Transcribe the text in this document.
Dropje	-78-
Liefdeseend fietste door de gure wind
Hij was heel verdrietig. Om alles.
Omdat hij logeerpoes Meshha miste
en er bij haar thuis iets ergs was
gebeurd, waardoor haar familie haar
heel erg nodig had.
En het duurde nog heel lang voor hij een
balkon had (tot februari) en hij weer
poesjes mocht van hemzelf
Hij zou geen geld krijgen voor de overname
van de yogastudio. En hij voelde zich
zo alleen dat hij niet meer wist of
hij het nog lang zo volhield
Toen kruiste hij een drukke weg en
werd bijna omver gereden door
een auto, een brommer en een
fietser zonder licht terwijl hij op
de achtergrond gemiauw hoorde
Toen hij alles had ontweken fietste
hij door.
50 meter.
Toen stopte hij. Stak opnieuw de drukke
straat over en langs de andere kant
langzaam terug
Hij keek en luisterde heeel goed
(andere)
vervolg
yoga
+ + + + +
### YOUR TASK
Extract, from the listing above, every line where the string "andere" occurs.

### RESULT
straat over en langs de andere kant
(andere)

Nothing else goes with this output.